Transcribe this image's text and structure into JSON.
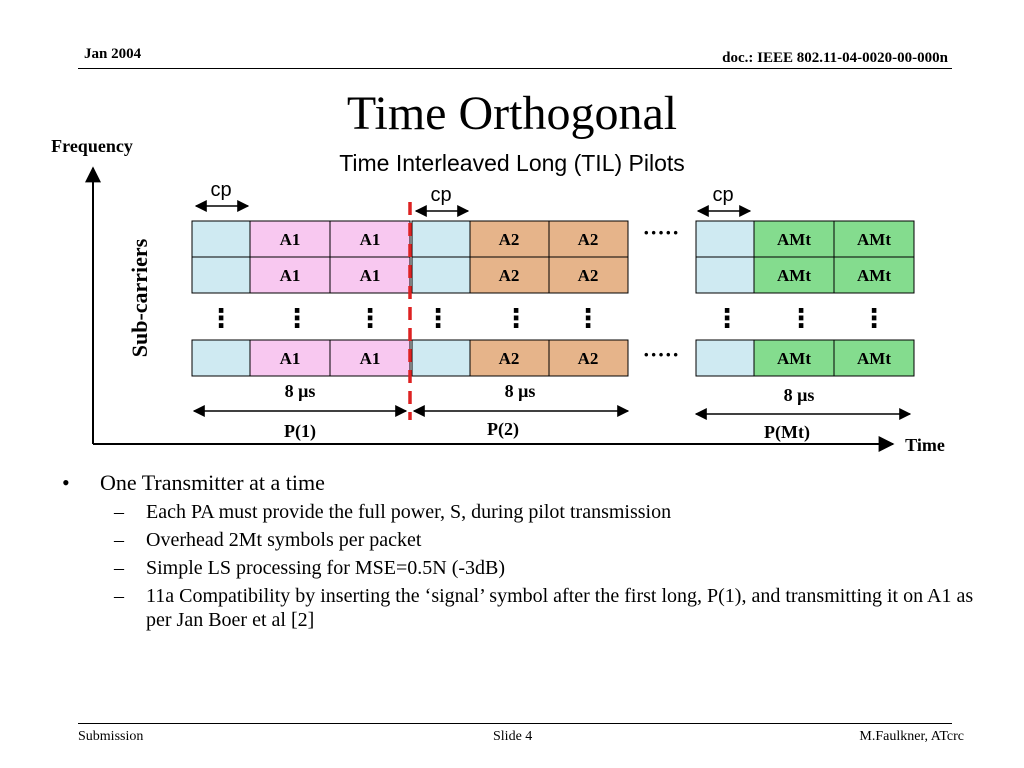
{
  "header": {
    "date": "Jan 2004",
    "doc": "doc.: IEEE 802.11-04-0020-00-000n"
  },
  "slide": {
    "title": "Time Orthogonal",
    "subtitle": "Time Interleaved Long (TIL)  Pilots"
  },
  "diagram": {
    "freq_axis_label": "Frequency",
    "time_axis_label": "Time",
    "subcarriers_label": "Sub-carriers",
    "cp_label": "cp",
    "ellipsis_h": "·····",
    "ellipsis_v": "⋮",
    "colors": {
      "cp_cell": "#cfeaf2",
      "a1_cell": "#f8c8f0",
      "a2_cell": "#e6b48a",
      "amt_cell": "#84dc8e",
      "divider": "#dd2222"
    },
    "groups": [
      {
        "symbol": "A1",
        "duration": "8 μs",
        "period": "P(1)"
      },
      {
        "symbol": "A2",
        "duration": "8 μs",
        "period": "P(2)"
      },
      {
        "symbol": "AMt",
        "duration": "8 μs",
        "period": "P(Mt)"
      }
    ]
  },
  "bullets": [
    {
      "text": "One Transmitter at a time",
      "mark": "•",
      "sub": [
        {
          "mark": "–",
          "text": "Each PA must provide the full power, S, during pilot transmission"
        },
        {
          "mark": "–",
          "text": "Overhead 2Mt symbols per packet"
        },
        {
          "mark": "–",
          "text": "Simple LS processing for MSE=0.5N  (-3dB)"
        },
        {
          "mark": "–",
          "text": "11a Compatibility by inserting the ‘signal’ symbol after the first long, P(1), and transmitting it on A1  as per Jan Boer et al [2]"
        }
      ]
    }
  ],
  "footer": {
    "left": "Submission",
    "center": "Slide 4",
    "right": "M.Faulkner, ATcrc"
  }
}
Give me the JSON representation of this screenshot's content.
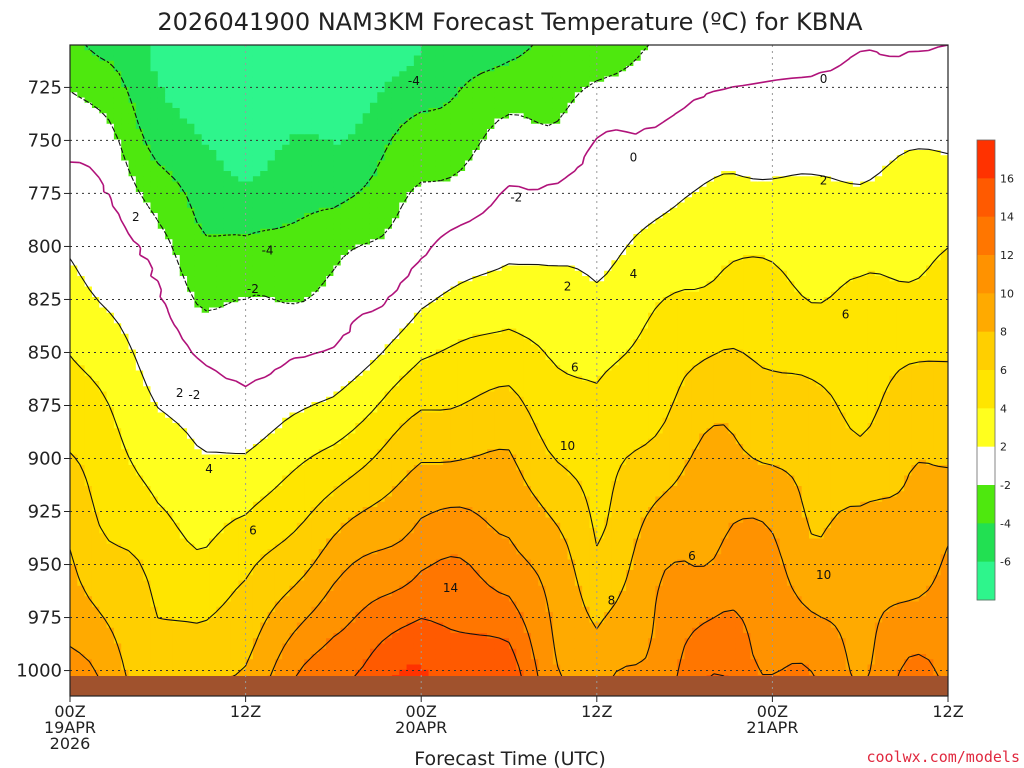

**********

Problem to solve »
Pull out the lines above in which the word "JSON" appears.

Response to this task »
Transcribe this image's text and structure into JSON.
Give me the JSON representation of this screenshot's content.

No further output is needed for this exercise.